▼

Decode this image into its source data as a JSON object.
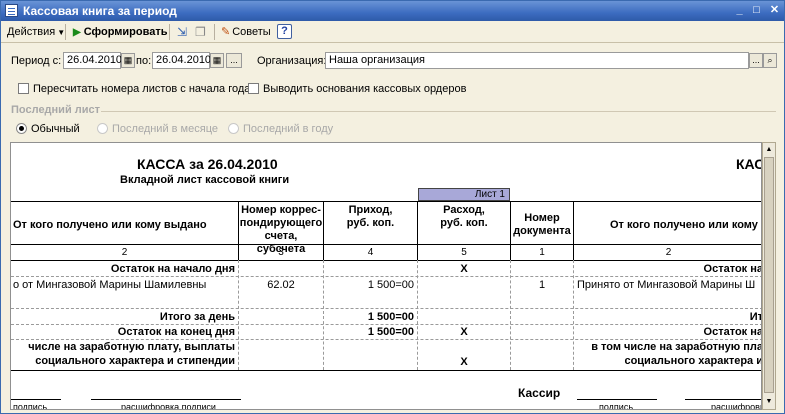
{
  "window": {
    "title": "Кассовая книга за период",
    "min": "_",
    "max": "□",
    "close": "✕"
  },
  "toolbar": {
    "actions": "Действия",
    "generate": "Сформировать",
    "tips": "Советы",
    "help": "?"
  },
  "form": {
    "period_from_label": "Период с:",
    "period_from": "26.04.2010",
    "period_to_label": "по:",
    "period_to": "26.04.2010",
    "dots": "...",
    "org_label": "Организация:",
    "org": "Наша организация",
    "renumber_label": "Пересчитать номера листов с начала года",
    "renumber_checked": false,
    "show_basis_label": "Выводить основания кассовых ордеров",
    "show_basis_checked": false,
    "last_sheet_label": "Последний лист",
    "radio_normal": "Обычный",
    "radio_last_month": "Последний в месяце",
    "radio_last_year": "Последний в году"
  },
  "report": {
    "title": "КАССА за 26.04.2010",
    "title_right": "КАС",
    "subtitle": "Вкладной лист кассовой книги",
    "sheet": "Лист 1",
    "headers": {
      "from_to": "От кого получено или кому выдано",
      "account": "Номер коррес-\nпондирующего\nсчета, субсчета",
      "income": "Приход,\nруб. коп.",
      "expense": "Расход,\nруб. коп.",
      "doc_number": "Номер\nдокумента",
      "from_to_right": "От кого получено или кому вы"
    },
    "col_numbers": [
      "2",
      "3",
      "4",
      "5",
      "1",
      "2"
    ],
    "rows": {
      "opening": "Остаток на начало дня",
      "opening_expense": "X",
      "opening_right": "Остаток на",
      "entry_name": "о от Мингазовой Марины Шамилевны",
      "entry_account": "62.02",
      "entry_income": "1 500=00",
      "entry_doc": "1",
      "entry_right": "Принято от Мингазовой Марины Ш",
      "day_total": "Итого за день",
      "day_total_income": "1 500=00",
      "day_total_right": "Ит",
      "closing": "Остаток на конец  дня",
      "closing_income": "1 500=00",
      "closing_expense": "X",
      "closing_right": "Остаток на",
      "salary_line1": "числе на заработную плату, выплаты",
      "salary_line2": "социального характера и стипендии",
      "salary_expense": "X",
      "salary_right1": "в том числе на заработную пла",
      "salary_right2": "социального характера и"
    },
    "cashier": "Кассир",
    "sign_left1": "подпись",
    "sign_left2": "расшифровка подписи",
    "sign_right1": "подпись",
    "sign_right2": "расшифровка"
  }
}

▲

[WRITTEN TASK]
In the records, locate each line holding the string "числе" and copy it.

[ANSWER TO THE TASK]
      "salary_line1": "числе на заработную плату, выплаты",
      "salary_right1": "в том числе на заработную пла",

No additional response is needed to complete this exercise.